**WHAT IS BEING ASKED**
Find each line in the following listing that has the string "WAIST", then state the count and nothing else.

**LISTED ENTRIES**
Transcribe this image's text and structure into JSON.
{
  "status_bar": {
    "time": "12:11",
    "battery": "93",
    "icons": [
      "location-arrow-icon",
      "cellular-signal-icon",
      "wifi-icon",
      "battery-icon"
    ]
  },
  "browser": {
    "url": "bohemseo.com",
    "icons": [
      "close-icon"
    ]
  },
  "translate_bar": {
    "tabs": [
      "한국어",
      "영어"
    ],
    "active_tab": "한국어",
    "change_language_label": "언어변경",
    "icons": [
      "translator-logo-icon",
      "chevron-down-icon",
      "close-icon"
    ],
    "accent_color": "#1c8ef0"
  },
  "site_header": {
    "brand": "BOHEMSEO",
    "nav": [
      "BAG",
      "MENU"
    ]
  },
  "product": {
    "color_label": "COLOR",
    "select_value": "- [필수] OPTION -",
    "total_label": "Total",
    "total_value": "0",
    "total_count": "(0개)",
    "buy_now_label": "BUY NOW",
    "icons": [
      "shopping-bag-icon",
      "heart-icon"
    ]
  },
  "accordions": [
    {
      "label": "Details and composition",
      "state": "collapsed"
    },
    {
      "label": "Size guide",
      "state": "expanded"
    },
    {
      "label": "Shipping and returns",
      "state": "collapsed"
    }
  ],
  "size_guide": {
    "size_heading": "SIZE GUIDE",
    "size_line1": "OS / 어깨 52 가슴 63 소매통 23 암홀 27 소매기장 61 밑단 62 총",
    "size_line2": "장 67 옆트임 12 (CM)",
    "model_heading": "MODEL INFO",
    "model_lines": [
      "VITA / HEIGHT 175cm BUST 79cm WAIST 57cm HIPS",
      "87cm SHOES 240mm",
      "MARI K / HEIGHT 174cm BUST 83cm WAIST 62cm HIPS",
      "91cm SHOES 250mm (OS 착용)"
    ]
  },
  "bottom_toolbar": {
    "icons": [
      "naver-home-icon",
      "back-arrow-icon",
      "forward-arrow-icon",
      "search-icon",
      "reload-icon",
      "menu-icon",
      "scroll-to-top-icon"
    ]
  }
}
---
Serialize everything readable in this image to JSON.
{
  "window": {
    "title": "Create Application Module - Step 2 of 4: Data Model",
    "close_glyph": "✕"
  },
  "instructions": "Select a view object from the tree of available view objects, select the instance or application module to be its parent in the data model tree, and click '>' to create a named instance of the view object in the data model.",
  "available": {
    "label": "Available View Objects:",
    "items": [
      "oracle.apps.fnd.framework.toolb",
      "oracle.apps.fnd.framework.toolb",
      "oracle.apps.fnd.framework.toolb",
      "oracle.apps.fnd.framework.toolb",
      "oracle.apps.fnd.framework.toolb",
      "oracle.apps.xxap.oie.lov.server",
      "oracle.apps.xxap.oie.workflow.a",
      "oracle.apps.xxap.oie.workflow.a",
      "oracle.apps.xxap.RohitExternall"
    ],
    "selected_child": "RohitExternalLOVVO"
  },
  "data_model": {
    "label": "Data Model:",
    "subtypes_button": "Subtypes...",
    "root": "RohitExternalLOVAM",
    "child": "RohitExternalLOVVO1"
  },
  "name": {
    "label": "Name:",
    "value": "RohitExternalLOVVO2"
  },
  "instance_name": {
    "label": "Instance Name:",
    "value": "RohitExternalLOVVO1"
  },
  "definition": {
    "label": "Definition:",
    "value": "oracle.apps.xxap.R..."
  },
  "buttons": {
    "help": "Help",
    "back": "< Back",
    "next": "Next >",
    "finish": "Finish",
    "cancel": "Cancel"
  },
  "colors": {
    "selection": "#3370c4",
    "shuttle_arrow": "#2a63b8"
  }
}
---
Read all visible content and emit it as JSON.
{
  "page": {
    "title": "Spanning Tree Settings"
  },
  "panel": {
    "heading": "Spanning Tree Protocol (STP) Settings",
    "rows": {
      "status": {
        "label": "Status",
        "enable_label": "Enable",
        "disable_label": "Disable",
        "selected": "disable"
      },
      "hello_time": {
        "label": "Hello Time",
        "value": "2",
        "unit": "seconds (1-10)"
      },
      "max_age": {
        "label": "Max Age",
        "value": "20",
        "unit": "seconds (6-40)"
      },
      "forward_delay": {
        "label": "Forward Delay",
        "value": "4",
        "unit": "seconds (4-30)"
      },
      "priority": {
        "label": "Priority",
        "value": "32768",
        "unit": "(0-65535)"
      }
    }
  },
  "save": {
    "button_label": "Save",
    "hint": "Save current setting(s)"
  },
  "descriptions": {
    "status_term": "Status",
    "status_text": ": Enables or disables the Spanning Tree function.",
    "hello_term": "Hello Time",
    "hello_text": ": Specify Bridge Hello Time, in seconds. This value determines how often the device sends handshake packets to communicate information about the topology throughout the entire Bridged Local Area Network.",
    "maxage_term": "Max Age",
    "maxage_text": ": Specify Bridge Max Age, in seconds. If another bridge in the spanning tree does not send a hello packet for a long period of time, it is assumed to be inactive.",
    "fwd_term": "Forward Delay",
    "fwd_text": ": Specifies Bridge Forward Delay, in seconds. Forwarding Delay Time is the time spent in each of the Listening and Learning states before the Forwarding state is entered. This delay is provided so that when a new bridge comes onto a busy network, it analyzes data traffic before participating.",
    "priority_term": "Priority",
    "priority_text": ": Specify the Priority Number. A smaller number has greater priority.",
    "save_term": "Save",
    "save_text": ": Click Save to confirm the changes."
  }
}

**ANSWER FOR THE TASK**
2